▶ _TASK PROMPT_: Determine how many lines hold "FLOW" and give only that number.

Data extracted from a collection

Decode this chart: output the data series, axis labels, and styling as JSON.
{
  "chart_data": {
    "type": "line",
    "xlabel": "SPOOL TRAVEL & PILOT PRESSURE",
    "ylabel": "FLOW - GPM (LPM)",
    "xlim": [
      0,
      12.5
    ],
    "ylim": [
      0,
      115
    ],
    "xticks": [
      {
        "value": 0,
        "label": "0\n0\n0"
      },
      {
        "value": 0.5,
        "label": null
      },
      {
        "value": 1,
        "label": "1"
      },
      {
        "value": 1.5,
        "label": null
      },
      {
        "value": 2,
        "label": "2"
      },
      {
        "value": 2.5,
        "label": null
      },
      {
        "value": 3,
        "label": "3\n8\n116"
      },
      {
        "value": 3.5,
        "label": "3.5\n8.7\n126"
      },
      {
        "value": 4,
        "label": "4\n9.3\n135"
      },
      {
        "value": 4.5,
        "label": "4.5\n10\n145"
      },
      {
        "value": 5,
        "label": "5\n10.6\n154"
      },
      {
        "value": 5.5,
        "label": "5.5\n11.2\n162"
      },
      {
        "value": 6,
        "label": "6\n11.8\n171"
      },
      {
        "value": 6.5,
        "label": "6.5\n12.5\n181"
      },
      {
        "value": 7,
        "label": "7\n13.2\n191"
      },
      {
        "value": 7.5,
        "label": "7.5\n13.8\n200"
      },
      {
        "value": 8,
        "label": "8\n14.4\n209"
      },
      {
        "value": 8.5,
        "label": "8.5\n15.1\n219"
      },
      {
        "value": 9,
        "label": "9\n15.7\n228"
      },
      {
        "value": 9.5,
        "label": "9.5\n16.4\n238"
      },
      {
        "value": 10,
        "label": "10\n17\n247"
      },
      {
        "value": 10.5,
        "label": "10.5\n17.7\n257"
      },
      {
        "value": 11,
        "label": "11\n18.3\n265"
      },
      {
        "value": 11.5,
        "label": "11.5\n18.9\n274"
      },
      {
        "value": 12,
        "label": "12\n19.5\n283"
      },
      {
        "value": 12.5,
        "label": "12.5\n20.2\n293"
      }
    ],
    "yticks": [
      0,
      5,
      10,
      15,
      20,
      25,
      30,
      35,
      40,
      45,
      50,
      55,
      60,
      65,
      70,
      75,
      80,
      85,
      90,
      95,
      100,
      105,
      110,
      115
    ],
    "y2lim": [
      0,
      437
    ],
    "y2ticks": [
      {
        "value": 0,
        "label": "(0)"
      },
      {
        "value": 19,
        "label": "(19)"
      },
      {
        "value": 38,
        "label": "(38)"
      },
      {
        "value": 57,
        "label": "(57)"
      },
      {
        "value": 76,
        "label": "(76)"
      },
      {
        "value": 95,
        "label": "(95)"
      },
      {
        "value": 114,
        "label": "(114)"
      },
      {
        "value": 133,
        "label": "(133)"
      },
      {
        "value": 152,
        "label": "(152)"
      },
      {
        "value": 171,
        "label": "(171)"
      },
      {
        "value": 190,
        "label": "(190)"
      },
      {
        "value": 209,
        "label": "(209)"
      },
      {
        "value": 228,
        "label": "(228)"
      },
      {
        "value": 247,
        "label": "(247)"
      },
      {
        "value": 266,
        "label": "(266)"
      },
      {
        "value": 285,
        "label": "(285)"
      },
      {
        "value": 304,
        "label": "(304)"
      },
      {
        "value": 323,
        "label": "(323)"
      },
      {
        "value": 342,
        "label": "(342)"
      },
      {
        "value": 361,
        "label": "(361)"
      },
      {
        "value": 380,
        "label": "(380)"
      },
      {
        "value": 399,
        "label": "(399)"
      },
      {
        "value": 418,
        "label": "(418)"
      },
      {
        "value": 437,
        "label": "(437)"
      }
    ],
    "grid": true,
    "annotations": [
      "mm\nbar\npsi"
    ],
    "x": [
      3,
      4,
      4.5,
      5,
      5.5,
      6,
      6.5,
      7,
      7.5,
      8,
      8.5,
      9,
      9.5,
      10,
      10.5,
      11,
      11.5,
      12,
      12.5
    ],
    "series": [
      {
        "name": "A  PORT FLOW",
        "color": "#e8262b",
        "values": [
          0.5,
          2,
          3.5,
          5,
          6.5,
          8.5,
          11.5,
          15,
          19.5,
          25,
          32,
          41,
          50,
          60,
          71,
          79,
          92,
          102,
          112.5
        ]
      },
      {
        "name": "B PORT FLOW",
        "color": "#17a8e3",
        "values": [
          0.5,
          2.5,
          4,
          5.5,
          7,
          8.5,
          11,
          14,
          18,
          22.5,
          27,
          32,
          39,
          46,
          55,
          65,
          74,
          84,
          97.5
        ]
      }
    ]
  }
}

▶ _THE ANSWER_: 3